— start of SOURCE DOCUMENT —

Loudon County Commission is taking a step back in hopes of getting detailed information on options for a new courthouse annex.
After lengthy discussion, commissioners voted Monday to have architectural firm Michael Brady Inc., develop a side-by-side comparison on costs for a structure on the old Bacon Creamery property in Loudon and on the current Loudon County Courthouse site.
Commissioners Kelly Littleton-Brewster and Van Shaver initially motioned and seconded, respectively, to consider those options and the justice center property at Highway 11 and Sugarlimb Road. However, Littleton-Brewster made an amendment, seconded by Commissioner Matthew Tinker, because the justice center land is located outside the county seat of Loudon. The amendment passed 8-2, with Shaver and Commissioners Harold Duff opposing.
A formal vote on the motion as amended passed 7-3, with Shaver, Duff and Commissioner Julia Hurley opposing.

— end of SOURCE DOCUMENT —
— start of DATASET —

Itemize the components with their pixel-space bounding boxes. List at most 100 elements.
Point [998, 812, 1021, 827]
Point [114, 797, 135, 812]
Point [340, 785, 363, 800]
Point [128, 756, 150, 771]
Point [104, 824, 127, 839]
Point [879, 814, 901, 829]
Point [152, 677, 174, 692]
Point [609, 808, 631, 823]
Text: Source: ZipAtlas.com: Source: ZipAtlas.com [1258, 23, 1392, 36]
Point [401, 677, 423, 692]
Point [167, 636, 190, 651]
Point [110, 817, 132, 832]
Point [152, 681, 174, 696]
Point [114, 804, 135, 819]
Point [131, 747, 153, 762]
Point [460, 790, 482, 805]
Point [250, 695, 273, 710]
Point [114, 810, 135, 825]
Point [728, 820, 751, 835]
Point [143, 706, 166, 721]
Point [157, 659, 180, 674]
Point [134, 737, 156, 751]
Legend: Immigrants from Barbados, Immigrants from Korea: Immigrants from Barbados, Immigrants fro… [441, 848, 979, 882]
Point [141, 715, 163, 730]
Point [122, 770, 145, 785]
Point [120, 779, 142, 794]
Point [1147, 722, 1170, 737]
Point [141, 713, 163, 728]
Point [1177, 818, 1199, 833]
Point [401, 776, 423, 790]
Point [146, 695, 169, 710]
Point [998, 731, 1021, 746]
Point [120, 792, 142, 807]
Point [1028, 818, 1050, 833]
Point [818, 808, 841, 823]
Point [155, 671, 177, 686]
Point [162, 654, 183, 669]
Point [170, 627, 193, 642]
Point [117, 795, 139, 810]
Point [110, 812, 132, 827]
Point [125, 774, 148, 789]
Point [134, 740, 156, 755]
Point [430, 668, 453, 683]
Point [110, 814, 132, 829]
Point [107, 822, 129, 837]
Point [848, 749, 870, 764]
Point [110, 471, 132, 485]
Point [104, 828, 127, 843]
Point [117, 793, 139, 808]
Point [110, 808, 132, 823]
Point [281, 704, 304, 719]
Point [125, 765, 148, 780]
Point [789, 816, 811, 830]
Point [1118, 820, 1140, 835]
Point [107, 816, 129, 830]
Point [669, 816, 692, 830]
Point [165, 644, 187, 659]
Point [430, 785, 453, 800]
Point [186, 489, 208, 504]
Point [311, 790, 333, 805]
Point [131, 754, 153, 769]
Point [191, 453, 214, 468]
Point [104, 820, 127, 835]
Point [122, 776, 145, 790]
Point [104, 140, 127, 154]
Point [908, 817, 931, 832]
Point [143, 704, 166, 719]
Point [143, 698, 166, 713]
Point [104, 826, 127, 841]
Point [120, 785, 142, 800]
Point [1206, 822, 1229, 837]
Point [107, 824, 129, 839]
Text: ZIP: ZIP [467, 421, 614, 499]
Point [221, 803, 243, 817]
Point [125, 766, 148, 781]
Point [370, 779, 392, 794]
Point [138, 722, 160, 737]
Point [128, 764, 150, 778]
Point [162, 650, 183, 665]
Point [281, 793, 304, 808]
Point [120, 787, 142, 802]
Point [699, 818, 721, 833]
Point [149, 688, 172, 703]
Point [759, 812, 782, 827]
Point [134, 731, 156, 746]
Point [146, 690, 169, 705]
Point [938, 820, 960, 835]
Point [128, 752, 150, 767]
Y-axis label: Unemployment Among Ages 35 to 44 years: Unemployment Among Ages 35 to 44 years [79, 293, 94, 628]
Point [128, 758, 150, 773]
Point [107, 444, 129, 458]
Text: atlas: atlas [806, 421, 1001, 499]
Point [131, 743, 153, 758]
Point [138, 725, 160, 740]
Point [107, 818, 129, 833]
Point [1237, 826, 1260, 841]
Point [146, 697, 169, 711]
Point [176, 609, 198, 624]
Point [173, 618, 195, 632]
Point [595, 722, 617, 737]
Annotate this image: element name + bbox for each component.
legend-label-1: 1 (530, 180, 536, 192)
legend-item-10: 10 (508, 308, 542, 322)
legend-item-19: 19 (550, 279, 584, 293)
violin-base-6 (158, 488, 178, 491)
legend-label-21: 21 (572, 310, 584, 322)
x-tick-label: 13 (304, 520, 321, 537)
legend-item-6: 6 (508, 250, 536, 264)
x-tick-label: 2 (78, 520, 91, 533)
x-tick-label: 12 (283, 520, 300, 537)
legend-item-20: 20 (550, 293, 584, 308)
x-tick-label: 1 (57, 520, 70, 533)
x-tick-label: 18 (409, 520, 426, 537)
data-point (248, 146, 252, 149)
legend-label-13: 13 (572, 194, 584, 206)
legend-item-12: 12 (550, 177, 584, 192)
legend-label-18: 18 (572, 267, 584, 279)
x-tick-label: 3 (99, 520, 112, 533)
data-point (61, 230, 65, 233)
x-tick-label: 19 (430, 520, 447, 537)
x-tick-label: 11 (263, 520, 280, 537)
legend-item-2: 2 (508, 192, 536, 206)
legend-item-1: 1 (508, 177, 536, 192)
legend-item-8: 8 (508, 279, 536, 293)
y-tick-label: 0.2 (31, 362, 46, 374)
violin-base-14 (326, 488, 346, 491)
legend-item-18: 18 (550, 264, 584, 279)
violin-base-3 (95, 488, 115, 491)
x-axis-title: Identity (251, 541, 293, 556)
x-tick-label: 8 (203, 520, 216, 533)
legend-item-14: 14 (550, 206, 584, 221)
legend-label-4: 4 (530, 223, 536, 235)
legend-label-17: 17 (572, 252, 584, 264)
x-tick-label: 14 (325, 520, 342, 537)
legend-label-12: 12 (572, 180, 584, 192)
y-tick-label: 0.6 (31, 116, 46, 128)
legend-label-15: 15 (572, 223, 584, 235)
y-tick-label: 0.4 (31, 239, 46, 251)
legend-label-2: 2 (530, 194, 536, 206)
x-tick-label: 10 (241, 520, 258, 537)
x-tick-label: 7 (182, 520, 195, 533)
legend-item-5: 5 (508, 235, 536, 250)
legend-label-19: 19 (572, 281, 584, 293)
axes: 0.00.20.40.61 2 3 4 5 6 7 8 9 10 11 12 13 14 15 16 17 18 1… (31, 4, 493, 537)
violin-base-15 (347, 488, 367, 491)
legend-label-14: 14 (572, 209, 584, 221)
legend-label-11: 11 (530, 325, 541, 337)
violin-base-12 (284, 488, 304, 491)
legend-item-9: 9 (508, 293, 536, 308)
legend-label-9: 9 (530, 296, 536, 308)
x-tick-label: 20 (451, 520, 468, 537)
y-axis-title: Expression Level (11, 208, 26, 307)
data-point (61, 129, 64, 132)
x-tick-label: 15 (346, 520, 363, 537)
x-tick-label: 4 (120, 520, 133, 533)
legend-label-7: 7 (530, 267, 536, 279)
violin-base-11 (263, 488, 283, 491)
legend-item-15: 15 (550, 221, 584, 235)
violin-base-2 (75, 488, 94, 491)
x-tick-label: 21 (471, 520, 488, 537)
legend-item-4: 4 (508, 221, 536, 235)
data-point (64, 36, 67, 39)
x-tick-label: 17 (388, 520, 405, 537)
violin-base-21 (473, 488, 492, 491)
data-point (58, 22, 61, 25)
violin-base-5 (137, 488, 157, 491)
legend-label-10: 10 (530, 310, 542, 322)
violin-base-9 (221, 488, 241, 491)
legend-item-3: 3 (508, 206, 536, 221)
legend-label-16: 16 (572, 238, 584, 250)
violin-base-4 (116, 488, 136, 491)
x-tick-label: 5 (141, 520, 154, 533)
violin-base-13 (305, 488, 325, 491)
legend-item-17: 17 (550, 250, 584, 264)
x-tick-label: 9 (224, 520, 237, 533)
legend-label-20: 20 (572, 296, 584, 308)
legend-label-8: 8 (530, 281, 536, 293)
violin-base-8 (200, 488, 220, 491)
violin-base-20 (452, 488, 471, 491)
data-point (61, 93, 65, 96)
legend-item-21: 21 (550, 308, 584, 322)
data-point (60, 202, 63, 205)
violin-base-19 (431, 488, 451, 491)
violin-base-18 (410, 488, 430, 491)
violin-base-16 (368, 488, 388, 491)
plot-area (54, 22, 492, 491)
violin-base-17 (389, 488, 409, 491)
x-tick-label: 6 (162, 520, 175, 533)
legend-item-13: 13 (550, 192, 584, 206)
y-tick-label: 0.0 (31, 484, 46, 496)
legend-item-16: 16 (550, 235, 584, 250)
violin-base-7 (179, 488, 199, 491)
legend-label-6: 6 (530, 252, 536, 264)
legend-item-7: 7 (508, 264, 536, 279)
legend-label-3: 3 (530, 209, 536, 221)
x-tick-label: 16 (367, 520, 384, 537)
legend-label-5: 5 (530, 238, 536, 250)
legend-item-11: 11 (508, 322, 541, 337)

— end of DATASET —

- [TO BE DONE]
a. In the article on the Loudon County courthouse annex, which architectural firm was chosen to prepare the cost comparison?
b. Extract the part of the courthouse annex article from "Commissioners Kelly Littleton-Brewster" up to and including "Harold Duff opposing.".

- [RESPONSES PER TASK]
a. Michael Brady Inc.

b.
Commissioners Kelly Littleton-Brewster and Van Shaver initially motioned and seconded, respectively, to consider those options and the justice center property at Highway 11 and Sugarlimb Road. However, Littleton-Brewster made an amendment, seconded by Commissioner Matthew Tinker, because the justice center land is located outside the county seat of Loudon. The amendment passed 8-2, with Shaver and Commissioners Harold Duff opposing.